▶
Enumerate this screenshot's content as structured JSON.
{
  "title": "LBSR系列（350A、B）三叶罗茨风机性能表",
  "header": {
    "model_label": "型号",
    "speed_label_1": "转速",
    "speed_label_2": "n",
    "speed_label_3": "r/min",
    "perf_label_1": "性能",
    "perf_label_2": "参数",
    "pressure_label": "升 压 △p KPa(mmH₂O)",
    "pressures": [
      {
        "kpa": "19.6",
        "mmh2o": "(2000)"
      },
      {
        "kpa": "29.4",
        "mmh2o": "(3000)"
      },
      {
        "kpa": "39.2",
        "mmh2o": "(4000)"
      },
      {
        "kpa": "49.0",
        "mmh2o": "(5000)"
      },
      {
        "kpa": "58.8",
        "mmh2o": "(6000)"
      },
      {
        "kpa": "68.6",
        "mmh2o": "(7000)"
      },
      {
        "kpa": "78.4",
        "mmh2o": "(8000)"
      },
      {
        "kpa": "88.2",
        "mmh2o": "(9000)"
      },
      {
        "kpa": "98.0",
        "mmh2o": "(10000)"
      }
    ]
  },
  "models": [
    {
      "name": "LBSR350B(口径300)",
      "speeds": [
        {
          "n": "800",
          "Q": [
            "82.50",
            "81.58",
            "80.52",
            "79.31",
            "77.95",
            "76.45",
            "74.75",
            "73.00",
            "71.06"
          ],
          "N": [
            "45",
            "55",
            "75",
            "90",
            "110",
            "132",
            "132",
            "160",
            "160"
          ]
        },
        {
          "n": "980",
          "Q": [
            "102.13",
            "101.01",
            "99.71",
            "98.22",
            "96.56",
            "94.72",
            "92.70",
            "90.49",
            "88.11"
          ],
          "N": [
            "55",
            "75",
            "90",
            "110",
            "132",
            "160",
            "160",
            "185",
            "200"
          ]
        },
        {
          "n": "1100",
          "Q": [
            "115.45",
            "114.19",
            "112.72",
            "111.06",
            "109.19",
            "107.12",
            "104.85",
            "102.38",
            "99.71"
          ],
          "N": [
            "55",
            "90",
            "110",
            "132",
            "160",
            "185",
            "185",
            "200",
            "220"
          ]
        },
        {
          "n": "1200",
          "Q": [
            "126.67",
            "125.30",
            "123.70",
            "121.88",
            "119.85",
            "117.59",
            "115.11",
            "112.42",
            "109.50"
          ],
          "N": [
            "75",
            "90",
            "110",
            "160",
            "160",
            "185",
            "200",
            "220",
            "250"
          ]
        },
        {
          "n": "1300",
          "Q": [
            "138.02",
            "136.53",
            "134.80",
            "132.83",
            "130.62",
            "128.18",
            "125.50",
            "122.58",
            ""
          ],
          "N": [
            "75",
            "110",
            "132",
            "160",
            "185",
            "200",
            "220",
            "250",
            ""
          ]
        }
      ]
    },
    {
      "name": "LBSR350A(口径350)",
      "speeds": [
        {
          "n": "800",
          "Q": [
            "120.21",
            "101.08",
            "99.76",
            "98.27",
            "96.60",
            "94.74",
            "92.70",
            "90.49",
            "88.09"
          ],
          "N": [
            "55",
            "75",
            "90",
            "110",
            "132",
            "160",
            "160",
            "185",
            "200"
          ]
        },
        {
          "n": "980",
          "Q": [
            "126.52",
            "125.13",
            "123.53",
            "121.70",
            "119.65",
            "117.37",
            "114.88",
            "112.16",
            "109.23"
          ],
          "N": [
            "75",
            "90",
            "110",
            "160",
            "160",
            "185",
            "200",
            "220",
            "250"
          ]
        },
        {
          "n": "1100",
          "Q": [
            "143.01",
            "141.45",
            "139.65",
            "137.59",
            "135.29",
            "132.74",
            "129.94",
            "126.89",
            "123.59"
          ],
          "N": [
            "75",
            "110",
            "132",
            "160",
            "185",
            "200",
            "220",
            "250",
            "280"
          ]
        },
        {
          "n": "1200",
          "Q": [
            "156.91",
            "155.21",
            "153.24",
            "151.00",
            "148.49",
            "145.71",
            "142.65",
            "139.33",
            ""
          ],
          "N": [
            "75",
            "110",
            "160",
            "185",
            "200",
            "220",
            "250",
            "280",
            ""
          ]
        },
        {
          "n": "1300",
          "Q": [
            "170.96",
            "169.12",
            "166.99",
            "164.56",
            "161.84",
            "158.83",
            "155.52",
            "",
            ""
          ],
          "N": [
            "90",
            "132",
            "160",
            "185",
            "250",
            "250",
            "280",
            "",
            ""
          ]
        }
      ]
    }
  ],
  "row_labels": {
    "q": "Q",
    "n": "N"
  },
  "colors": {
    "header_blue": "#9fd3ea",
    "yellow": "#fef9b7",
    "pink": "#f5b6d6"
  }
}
◀
__Work to be completed__:
Every entry must be output again, exactly as written above.

__Worked solution__:
Enumerate this screenshot's content as structured JSON.
{
  "title": "LBSR系列（350A、B）三叶罗茨风机性能表",
  "header": {
    "model_label": "型号",
    "speed_label_1": "转速",
    "speed_label_2": "n",
    "speed_label_3": "r/min",
    "perf_label_1": "性能",
    "perf_label_2": "参数",
    "pressure_label": "升 压 △p KPa(mmH₂O)",
    "pressures": [
      {
        "kpa": "19.6",
        "mmh2o": "(2000)"
      },
      {
        "kpa": "29.4",
        "mmh2o": "(3000)"
      },
      {
        "kpa": "39.2",
        "mmh2o": "(4000)"
      },
      {
        "kpa": "49.0",
        "mmh2o": "(5000)"
      },
      {
        "kpa": "58.8",
        "mmh2o": "(6000)"
      },
      {
        "kpa": "68.6",
        "mmh2o": "(7000)"
      },
      {
        "kpa": "78.4",
        "mmh2o": "(8000)"
      },
      {
        "kpa": "88.2",
        "mmh2o": "(9000)"
      },
      {
        "kpa": "98.0",
        "mmh2o": "(10000)"
      }
    ]
  },
  "models": [
    {
      "name": "LBSR350B(口径300)",
      "speeds": [
        {
          "n": "800",
          "Q": [
            "82.50",
            "81.58",
            "80.52",
            "79.31",
            "77.95",
            "76.45",
            "74.75",
            "73.00",
            "71.06"
          ],
          "N": [
            "45",
            "55",
            "75",
            "90",
            "110",
            "132",
            "132",
            "160",
            "160"
          ]
        },
        {
          "n": "980",
          "Q": [
            "102.13",
            "101.01",
            "99.71",
            "98.22",
            "96.56",
            "94.72",
            "92.70",
            "90.49",
            "88.11"
          ],
          "N": [
            "55",
            "75",
            "90",
            "110",
            "132",
            "160",
            "160",
            "185",
            "200"
          ]
        },
        {
          "n": "1100",
          "Q": [
            "115.45",
            "114.19",
            "112.72",
            "111.06",
            "109.19",
            "107.12",
            "104.85",
            "102.38",
            "99.71"
          ],
          "N": [
            "55",
            "90",
            "110",
            "132",
            "160",
            "185",
            "185",
            "200",
            "220"
          ]
        },
        {
          "n": "1200",
          "Q": [
            "126.67",
            "125.30",
            "123.70",
            "121.88",
            "119.85",
            "117.59",
            "115.11",
            "112.42",
            "109.50"
          ],
          "N": [
            "75",
            "90",
            "110",
            "160",
            "160",
            "185",
            "200",
            "220",
            "250"
          ]
        },
        {
          "n": "1300",
          "Q": [
            "138.02",
            "136.53",
            "134.80",
            "132.83",
            "130.62",
            "128.18",
            "125.50",
            "122.58",
            ""
          ],
          "N": [
            "75",
            "110",
            "132",
            "160",
            "185",
            "200",
            "220",
            "250",
            ""
          ]
        }
      ]
    },
    {
      "name": "LBSR350A(口径350)",
      "speeds": [
        {
          "n": "800",
          "Q": [
            "120.21",
            "101.08",
            "99.76",
            "98.27",
            "96.60",
            "94.74",
            "92.70",
            "90.49",
            "88.09"
          ],
          "N": [
            "55",
            "75",
            "90",
            "110",
            "132",
            "160",
            "160",
            "185",
            "200"
          ]
        },
        {
          "n": "980",
          "Q": [
            "126.52",
            "125.13",
            "123.53",
            "121.70",
            "119.65",
            "117.37",
            "114.88",
            "112.16",
            "109.23"
          ],
          "N": [
            "75",
            "90",
            "110",
            "160",
            "160",
            "185",
            "200",
            "220",
            "250"
          ]
        },
        {
          "n": "1100",
          "Q": [
            "143.01",
            "141.45",
            "139.65",
            "137.59",
            "135.29",
            "132.74",
            "129.94",
            "126.89",
            "123.59"
          ],
          "N": [
            "75",
            "110",
            "132",
            "160",
            "185",
            "200",
            "220",
            "250",
            "280"
          ]
        },
        {
          "n": "1200",
          "Q": [
            "156.91",
            "155.21",
            "153.24",
            "151.00",
            "148.49",
            "145.71",
            "142.65",
            "139.33",
            ""
          ],
          "N": [
            "75",
            "110",
            "160",
            "185",
            "200",
            "220",
            "250",
            "280",
            ""
          ]
        },
        {
          "n": "1300",
          "Q": [
            "170.96",
            "169.12",
            "166.99",
            "164.56",
            "161.84",
            "158.83",
            "155.52",
            "",
            ""
          ],
          "N": [
            "90",
            "132",
            "160",
            "185",
            "250",
            "250",
            "280",
            "",
            ""
          ]
        }
      ]
    }
  ],
  "row_labels": {
    "q": "Q",
    "n": "N"
  },
  "colors": {
    "header_blue": "#9fd3ea",
    "yellow": "#fef9b7",
    "pink": "#f5b6d6"
  }
}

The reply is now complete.